╭─ MATERIAL SUPPLIED

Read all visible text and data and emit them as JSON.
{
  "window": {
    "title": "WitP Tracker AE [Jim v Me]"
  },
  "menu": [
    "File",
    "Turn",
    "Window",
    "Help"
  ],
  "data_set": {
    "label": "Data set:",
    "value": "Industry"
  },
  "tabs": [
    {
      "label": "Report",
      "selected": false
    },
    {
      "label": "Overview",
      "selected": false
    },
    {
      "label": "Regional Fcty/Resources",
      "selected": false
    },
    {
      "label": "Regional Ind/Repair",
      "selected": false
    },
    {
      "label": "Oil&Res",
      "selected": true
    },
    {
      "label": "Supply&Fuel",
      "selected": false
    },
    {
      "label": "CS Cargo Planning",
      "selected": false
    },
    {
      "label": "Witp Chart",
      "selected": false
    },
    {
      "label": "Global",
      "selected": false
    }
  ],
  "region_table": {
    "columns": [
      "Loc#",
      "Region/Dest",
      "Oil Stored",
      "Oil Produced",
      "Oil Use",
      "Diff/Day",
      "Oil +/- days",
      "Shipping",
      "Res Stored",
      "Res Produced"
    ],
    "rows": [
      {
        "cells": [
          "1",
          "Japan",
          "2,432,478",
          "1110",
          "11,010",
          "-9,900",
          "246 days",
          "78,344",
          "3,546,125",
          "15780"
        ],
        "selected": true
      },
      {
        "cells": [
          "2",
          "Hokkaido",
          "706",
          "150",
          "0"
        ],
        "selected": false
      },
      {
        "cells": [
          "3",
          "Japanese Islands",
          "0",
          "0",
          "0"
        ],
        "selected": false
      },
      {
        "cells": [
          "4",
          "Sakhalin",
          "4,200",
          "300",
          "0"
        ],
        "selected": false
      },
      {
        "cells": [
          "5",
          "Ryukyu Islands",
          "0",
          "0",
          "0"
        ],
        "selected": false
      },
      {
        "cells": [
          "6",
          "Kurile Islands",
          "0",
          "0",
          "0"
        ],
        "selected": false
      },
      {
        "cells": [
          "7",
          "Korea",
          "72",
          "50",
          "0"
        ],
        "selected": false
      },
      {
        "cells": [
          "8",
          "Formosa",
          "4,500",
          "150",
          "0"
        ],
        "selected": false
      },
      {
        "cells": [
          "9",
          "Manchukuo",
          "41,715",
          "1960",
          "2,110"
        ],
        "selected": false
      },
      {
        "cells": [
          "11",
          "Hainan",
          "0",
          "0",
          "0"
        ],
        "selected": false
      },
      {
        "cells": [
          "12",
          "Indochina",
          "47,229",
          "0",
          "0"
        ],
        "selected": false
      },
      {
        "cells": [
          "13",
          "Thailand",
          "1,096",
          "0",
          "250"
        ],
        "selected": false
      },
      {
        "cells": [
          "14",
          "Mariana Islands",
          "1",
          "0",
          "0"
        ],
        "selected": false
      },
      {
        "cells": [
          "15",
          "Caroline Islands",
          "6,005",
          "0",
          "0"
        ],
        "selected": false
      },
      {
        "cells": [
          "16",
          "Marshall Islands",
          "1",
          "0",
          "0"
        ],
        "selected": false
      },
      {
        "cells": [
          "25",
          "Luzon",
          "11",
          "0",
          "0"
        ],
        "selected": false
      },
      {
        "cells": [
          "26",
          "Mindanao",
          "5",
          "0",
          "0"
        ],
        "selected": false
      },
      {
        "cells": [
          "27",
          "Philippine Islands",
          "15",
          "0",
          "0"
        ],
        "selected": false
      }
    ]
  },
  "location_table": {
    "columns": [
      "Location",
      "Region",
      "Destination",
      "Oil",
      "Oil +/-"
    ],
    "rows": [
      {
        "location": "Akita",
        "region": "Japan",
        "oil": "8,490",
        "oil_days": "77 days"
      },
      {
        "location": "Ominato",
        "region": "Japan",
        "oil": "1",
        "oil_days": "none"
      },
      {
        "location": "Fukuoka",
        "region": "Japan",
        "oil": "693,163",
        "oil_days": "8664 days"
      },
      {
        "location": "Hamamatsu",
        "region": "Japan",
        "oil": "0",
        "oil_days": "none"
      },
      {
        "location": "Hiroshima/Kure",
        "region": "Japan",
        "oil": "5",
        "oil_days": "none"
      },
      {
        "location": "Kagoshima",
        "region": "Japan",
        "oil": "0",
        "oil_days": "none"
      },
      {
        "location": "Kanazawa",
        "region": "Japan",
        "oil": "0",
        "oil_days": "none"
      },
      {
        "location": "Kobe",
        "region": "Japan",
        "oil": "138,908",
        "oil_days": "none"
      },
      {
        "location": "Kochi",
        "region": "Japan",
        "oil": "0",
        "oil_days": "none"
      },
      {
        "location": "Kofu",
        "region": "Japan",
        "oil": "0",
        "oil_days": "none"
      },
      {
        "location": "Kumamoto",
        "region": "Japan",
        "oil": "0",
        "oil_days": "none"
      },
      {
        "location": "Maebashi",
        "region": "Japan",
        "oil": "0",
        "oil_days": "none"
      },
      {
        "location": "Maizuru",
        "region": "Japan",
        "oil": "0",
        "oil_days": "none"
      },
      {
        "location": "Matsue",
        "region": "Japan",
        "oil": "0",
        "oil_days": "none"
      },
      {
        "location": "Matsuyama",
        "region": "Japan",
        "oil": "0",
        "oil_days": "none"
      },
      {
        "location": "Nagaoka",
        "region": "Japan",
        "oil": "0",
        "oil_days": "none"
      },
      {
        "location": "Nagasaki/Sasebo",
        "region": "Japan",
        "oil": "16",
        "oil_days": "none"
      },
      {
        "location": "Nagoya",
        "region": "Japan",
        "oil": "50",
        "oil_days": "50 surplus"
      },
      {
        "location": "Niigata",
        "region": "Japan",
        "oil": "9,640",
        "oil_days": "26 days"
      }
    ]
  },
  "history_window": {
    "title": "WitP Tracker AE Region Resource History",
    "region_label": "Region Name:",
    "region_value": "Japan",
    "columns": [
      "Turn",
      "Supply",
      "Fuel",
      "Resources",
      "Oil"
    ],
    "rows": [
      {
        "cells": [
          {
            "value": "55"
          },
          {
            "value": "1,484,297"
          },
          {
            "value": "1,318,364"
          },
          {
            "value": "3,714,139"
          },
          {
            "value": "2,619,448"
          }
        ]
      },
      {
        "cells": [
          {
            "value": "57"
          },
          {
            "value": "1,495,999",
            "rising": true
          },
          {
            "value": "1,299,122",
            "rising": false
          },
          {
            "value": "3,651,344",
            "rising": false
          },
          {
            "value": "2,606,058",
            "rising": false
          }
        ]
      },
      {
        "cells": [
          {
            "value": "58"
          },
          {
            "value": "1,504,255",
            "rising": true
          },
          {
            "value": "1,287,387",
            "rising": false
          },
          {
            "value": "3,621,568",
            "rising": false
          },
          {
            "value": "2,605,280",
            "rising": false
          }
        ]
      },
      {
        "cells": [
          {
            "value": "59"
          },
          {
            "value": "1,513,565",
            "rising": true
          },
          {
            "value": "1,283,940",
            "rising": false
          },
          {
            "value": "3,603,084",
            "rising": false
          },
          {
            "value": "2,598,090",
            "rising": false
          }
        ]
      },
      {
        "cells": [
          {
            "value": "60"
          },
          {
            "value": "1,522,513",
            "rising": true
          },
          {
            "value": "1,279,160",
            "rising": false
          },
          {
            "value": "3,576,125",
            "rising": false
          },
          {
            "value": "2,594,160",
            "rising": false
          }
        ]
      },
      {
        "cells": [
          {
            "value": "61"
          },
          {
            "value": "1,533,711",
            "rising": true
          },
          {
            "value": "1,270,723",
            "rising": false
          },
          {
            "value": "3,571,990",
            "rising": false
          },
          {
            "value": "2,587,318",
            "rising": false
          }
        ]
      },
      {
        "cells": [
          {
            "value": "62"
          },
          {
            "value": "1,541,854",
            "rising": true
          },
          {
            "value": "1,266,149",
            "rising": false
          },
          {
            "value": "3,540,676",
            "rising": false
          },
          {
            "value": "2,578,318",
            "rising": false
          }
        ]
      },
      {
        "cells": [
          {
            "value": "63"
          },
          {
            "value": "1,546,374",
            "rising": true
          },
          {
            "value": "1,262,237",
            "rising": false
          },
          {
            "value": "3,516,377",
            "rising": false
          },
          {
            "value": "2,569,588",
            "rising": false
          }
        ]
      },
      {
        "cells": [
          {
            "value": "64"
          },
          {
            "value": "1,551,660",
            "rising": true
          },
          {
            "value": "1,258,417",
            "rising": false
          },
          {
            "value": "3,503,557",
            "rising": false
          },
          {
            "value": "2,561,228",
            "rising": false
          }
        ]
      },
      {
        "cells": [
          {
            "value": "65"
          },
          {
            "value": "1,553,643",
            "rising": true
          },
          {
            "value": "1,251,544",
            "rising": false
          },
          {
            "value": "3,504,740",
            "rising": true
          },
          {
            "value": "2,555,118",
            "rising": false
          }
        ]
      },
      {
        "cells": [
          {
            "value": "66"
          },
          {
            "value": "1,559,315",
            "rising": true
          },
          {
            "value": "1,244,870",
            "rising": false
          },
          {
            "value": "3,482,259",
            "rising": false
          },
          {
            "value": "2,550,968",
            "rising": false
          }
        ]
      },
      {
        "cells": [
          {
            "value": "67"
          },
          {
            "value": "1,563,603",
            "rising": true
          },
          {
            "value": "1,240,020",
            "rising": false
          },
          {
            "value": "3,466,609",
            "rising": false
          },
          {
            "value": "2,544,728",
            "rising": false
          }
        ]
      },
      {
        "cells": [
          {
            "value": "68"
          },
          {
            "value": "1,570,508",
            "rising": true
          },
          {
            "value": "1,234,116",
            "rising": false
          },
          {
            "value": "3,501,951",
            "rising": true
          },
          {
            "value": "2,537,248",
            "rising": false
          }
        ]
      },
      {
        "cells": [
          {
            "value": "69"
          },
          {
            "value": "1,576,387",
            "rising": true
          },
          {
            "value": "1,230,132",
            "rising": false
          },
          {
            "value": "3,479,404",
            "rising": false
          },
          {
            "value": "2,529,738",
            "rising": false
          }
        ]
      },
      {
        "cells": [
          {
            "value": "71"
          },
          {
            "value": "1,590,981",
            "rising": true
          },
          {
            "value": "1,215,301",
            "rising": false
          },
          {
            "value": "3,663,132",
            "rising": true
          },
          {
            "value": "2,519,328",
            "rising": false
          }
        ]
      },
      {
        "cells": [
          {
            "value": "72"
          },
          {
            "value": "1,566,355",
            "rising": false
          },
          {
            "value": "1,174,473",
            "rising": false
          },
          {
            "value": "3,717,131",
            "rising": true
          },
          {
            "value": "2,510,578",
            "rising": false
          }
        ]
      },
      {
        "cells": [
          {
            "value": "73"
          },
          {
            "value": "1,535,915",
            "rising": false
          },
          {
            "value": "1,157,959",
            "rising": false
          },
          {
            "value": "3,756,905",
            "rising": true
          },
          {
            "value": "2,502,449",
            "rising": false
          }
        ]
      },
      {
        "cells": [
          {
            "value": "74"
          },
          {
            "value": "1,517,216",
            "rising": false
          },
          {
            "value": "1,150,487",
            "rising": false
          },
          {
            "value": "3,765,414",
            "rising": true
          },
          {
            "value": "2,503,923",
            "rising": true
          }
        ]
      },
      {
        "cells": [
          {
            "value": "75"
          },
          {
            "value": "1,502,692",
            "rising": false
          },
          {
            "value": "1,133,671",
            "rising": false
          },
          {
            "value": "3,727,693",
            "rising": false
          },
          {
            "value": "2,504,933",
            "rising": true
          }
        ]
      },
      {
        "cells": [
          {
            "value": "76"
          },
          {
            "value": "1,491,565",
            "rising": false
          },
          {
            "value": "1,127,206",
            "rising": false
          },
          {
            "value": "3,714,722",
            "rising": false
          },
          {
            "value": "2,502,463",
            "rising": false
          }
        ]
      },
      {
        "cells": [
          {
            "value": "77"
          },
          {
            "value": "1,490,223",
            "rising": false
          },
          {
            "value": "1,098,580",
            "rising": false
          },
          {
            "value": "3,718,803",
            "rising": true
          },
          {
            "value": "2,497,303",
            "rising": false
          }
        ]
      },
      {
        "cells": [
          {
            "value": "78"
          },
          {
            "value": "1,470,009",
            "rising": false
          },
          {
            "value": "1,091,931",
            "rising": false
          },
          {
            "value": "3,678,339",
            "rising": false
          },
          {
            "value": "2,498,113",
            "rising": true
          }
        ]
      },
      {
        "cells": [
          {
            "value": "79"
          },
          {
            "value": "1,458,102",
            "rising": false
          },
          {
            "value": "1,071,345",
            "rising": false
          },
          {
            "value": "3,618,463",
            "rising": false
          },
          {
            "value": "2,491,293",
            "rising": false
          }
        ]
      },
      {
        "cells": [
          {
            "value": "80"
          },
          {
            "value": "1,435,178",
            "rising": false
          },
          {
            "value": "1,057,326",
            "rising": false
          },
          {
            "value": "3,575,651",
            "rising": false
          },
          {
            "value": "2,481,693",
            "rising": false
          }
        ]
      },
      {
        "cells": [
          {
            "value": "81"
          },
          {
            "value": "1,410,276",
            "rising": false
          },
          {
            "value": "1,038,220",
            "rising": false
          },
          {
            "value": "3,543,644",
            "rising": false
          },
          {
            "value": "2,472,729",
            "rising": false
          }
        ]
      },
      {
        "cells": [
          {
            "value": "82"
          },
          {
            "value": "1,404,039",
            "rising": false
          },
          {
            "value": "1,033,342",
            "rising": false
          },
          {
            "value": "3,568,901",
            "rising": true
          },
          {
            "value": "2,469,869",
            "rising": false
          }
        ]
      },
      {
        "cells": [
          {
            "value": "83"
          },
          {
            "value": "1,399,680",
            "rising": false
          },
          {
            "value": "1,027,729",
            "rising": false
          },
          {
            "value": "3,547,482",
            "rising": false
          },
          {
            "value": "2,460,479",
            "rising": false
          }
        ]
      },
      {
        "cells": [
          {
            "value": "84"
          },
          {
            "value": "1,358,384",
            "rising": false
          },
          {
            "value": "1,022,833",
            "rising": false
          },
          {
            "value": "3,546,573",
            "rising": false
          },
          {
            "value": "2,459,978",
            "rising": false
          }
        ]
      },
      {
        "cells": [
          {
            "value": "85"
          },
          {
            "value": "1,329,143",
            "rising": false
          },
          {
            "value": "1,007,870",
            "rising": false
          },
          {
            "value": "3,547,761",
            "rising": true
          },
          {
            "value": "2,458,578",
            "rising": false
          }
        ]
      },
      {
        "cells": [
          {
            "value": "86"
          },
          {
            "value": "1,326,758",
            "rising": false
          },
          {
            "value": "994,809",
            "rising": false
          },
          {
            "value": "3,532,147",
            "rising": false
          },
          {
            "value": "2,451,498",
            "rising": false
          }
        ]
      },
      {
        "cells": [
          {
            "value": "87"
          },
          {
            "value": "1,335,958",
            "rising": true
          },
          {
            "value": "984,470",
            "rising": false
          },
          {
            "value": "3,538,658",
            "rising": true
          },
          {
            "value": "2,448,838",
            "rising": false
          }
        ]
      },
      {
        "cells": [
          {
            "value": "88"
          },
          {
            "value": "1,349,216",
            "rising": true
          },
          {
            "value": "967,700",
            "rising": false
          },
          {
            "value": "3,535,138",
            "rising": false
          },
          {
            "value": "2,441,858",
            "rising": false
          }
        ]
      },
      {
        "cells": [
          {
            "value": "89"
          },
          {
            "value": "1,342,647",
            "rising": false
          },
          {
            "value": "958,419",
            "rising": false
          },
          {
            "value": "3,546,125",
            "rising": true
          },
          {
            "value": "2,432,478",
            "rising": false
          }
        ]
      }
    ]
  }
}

╰─

**AIM:** Select every line of the records holding the string "Resources".

**RESPONSE FOR THIS EXERCISE:**
      "label": "Regional Fcty/Resources",
      "Resources",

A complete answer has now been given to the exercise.